YOUR GOAL
Write out each line beneath this one exactly as it reads.
======== PROVIDED INFORMATION ========
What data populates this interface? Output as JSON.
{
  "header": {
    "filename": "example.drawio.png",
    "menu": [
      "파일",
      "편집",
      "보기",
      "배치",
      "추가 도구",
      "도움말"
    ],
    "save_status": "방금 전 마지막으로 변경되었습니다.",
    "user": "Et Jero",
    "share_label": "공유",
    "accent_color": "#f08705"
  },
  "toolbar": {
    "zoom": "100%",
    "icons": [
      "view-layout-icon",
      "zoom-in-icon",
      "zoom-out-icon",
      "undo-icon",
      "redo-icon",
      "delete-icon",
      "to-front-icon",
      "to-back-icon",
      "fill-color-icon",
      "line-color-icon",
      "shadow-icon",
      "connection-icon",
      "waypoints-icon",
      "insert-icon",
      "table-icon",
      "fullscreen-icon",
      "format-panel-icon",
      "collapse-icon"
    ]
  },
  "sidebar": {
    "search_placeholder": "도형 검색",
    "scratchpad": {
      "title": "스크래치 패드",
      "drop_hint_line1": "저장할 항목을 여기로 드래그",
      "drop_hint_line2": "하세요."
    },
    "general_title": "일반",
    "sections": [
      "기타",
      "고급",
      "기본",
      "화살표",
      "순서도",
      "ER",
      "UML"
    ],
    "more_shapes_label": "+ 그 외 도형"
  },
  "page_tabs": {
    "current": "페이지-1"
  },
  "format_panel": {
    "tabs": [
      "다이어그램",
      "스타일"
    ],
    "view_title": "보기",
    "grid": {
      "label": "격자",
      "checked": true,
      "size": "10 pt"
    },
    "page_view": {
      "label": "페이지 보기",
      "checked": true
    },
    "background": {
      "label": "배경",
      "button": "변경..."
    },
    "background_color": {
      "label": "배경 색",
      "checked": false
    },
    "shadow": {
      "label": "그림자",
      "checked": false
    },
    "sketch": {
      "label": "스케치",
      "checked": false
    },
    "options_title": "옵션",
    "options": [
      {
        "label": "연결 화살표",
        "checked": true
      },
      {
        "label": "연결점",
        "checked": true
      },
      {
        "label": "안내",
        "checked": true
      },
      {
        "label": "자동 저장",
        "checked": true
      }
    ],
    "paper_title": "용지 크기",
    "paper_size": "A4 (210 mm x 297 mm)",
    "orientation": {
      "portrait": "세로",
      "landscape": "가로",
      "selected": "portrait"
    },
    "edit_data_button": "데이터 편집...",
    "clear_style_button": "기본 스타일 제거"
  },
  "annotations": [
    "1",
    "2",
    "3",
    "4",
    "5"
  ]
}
========
WRITTEN ANSWER
What data populates this interface? Output as JSON.
{
  "header": {
    "filename": "example.drawio.png",
    "menu": [
      "파일",
      "편집",
      "보기",
      "배치",
      "추가 도구",
      "도움말"
    ],
    "save_status": "방금 전 마지막으로 변경되었습니다.",
    "user": "Et Jero",
    "share_label": "공유",
    "accent_color": "#f08705"
  },
  "toolbar": {
    "zoom": "100%",
    "icons": [
      "view-layout-icon",
      "zoom-in-icon",
      "zoom-out-icon",
      "undo-icon",
      "redo-icon",
      "delete-icon",
      "to-front-icon",
      "to-back-icon",
      "fill-color-icon",
      "line-color-icon",
      "shadow-icon",
      "connection-icon",
      "waypoints-icon",
      "insert-icon",
      "table-icon",
      "fullscreen-icon",
      "format-panel-icon",
      "collapse-icon"
    ]
  },
  "sidebar": {
    "search_placeholder": "도형 검색",
    "scratchpad": {
      "title": "스크래치 패드",
      "drop_hint_line1": "저장할 항목을 여기로 드래그",
      "drop_hint_line2": "하세요."
    },
    "general_title": "일반",
    "sections": [
      "기타",
      "고급",
      "기본",
      "화살표",
      "순서도",
      "ER",
      "UML"
    ],
    "more_shapes_label": "+ 그 외 도형"
  },
  "page_tabs": {
    "current": "페이지-1"
  },
  "format_panel": {
    "tabs": [
      "다이어그램",
      "스타일"
    ],
    "view_title": "보기",
    "grid": {
      "label": "격자",
      "checked": true,
      "size": "10 pt"
    },
    "page_view": {
      "label": "페이지 보기",
      "checked": true
    },
    "background": {
      "label": "배경",
      "button": "변경..."
    },
    "background_color": {
      "label": "배경 색",
      "checked": false
    },
    "shadow": {
      "label": "그림자",
      "checked": false
    },
    "sketch": {
      "label": "스케치",
      "checked": false
    },
    "options_title": "옵션",
    "options": [
      {
        "label": "연결 화살표",
        "checked": true
      },
      {
        "label": "연결점",
        "checked": true
      },
      {
        "label": "안내",
        "checked": true
      },
      {
        "label": "자동 저장",
        "checked": true
      }
    ],
    "paper_title": "용지 크기",
    "paper_size": "A4 (210 mm x 297 mm)",
    "orientation": {
      "portrait": "세로",
      "landscape": "가로",
      "selected": "portrait"
    },
    "edit_data_button": "데이터 편집...",
    "clear_style_button": "기본 스타일 제거"
  },
  "annotations": [
    "1",
    "2",
    "3",
    "4",
    "5"
  ]
}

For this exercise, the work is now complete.